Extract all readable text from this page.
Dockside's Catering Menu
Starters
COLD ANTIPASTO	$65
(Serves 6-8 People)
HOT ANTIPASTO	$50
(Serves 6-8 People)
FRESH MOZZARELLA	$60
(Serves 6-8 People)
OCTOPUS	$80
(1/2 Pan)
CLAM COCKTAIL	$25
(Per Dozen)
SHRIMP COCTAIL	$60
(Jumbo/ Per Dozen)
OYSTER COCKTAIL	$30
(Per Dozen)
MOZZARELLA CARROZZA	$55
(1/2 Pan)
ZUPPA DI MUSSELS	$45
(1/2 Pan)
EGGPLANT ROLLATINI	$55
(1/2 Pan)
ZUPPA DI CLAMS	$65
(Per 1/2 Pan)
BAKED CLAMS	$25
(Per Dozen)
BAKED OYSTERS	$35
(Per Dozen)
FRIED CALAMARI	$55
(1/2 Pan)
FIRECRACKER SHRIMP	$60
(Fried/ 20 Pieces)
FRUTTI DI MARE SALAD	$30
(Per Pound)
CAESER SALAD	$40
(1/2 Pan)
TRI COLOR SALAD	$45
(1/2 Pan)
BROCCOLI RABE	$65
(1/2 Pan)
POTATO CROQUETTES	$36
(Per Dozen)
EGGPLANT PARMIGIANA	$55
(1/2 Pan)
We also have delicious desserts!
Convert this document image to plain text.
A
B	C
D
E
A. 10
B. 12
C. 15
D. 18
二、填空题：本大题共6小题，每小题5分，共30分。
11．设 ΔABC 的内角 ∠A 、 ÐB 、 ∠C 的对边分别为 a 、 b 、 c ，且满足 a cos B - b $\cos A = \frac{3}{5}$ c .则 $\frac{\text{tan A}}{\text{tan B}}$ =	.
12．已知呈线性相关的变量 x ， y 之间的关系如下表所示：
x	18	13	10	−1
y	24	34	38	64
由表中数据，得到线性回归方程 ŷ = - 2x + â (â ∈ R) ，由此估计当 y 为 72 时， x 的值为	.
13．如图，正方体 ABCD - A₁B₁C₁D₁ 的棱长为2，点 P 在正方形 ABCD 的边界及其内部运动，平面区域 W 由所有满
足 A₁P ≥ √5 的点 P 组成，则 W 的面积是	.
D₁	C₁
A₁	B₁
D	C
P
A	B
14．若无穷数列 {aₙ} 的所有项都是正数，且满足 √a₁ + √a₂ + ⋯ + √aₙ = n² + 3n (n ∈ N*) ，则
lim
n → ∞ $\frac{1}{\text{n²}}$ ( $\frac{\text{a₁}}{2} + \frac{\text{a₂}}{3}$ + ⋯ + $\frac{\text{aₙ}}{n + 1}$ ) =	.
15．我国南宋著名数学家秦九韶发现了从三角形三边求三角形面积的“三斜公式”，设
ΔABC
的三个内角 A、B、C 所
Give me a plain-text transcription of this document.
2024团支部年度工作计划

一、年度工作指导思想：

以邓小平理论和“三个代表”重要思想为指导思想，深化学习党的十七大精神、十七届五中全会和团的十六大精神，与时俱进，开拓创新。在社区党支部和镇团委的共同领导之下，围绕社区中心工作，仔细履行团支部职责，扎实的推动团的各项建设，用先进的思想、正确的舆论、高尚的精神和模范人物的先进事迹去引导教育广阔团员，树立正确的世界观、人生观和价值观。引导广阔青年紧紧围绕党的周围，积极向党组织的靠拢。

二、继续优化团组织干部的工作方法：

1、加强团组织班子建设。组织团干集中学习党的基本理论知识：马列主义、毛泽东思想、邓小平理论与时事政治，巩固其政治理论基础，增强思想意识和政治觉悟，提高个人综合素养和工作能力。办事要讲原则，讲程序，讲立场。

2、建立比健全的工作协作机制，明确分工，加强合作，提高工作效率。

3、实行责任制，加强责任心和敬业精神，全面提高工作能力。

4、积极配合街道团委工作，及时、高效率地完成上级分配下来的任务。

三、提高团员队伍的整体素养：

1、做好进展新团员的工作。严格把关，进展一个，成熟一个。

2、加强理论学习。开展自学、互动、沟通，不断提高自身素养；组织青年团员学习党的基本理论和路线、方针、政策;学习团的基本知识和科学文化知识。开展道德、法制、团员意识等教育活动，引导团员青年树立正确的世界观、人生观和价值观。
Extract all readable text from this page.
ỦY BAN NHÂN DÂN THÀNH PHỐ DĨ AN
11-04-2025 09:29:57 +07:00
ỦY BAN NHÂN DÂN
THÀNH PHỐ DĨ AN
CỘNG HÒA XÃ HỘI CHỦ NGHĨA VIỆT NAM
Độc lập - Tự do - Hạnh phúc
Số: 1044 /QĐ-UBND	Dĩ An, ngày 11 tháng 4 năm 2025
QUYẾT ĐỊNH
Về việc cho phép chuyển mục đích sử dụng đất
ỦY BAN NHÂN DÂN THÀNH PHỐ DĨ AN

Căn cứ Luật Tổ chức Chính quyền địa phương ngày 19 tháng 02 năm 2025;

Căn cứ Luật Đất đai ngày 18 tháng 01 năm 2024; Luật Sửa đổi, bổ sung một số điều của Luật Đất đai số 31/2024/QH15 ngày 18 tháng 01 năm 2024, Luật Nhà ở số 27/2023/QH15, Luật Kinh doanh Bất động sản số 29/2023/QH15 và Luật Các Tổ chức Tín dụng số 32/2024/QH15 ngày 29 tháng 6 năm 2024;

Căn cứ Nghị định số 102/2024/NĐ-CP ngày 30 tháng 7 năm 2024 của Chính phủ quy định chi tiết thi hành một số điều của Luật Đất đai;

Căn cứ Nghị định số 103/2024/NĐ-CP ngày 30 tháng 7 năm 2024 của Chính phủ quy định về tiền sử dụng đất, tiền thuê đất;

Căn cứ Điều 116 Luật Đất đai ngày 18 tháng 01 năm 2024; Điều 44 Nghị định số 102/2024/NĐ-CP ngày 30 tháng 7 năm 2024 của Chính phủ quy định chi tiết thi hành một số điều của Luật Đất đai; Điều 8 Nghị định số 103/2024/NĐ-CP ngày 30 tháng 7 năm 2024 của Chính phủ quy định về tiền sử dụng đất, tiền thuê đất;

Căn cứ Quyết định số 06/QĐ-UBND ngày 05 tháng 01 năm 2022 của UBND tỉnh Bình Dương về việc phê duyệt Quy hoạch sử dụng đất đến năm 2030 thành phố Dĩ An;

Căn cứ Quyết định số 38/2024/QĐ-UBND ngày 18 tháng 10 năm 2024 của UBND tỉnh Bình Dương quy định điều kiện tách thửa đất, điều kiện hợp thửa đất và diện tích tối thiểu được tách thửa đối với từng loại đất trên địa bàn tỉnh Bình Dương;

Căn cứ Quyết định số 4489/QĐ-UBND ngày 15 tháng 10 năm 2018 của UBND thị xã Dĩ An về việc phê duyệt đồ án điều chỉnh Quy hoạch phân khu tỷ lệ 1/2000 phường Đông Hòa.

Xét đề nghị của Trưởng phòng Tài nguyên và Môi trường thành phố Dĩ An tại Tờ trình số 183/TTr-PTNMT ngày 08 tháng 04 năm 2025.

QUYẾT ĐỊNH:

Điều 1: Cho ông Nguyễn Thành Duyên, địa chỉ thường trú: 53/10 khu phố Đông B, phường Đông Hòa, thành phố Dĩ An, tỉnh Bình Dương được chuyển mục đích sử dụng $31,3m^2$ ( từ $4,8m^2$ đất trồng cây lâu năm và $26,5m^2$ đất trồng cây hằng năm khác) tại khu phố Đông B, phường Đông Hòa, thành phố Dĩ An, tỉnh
++++++++
Report only how many lines in the listing contain the string "MOZZARELLA".

_Response to the exercise_:
2